■ **Exercise prompt**
Reproduce each line of the items below word for word, with every character and number unchanged.
* begin *
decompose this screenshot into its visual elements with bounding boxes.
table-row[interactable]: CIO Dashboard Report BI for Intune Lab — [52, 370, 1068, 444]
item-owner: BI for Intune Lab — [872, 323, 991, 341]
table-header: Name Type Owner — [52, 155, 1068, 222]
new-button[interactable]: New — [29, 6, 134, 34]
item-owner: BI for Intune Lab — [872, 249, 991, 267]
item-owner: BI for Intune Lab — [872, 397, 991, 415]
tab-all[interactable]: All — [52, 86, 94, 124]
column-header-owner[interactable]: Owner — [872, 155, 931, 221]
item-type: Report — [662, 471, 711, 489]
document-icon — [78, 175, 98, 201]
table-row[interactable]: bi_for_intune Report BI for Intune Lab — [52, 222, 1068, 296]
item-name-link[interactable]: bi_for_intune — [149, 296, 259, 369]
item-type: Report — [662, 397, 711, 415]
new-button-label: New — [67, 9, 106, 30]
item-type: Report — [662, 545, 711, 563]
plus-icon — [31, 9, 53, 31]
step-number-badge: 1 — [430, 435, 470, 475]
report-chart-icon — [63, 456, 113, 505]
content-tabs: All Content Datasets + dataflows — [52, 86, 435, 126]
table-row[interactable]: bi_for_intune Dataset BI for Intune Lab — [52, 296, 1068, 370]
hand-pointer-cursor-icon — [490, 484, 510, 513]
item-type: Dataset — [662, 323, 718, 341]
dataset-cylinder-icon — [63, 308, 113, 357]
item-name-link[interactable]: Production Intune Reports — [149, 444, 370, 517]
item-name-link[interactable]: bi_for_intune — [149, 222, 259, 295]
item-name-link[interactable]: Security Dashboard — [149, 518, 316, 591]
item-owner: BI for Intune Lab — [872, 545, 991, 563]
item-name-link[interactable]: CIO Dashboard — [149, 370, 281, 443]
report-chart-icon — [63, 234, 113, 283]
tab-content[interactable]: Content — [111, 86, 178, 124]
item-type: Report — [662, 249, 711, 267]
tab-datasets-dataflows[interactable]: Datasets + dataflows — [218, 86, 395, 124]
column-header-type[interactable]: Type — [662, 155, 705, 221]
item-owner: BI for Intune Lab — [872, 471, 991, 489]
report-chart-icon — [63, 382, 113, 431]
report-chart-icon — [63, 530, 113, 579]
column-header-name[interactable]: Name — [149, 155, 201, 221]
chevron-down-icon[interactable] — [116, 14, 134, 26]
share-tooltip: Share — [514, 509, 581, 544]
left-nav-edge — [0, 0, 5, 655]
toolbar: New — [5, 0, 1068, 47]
* end *
■ **Exercise result**
decompose this screenshot into its visual elements with bounding boxes.
table-row[interactable]: CIO Dashboard Report BI for Intune Lab — [52, 370, 1068, 444]
item-owner: BI for Intune Lab — [872, 323, 991, 341]
table-header: Name Type Owner — [52, 155, 1068, 222]
new-button[interactable]: New — [29, 6, 134, 34]
item-owner: BI for Intune Lab — [872, 249, 991, 267]
item-owner: BI for Intune Lab — [872, 397, 991, 415]
tab-all[interactable]: All — [52, 86, 94, 124]
column-header-owner[interactable]: Owner — [872, 155, 931, 221]
item-type: Report — [662, 471, 711, 489]
document-icon — [78, 175, 98, 201]
table-row[interactable]: bi_for_intune Report BI for Intune Lab — [52, 222, 1068, 296]
item-name-link[interactable]: bi_for_intune — [149, 296, 259, 369]
item-type: Report — [662, 397, 711, 415]
new-button-label: New — [67, 9, 106, 30]
item-type: Report — [662, 545, 711, 563]
plus-icon — [31, 9, 53, 31]
step-number-badge: 1 — [430, 435, 470, 475]
report-chart-icon — [63, 456, 113, 505]
content-tabs: All Content Datasets + dataflows — [52, 86, 435, 126]
table-row[interactable]: bi_for_intune Dataset BI for Intune Lab — [52, 296, 1068, 370]
hand-pointer-cursor-icon — [490, 484, 510, 513]
item-type: Dataset — [662, 323, 718, 341]
dataset-cylinder-icon — [63, 308, 113, 357]
item-name-link[interactable]: Production Intune Reports — [149, 444, 370, 517]
item-name-link[interactable]: bi_for_intune — [149, 222, 259, 295]
item-name-link[interactable]: Security Dashboard — [149, 518, 316, 591]
item-owner: BI for Intune Lab — [872, 545, 991, 563]
item-name-link[interactable]: CIO Dashboard — [149, 370, 281, 443]
report-chart-icon — [63, 234, 113, 283]
tab-content[interactable]: Content — [111, 86, 178, 124]
item-type: Report — [662, 249, 711, 267]
tab-datasets-dataflows[interactable]: Datasets + dataflows — [218, 86, 395, 124]
column-header-type[interactable]: Type — [662, 155, 705, 221]
item-owner: BI for Intune Lab — [872, 471, 991, 489]
report-chart-icon — [63, 382, 113, 431]
report-chart-icon — [63, 530, 113, 579]
column-header-name[interactable]: Name — [149, 155, 201, 221]
chevron-down-icon[interactable] — [116, 14, 134, 26]
share-tooltip: Share — [514, 509, 581, 544]
left-nav-edge — [0, 0, 5, 655]
toolbar: New — [5, 0, 1068, 47]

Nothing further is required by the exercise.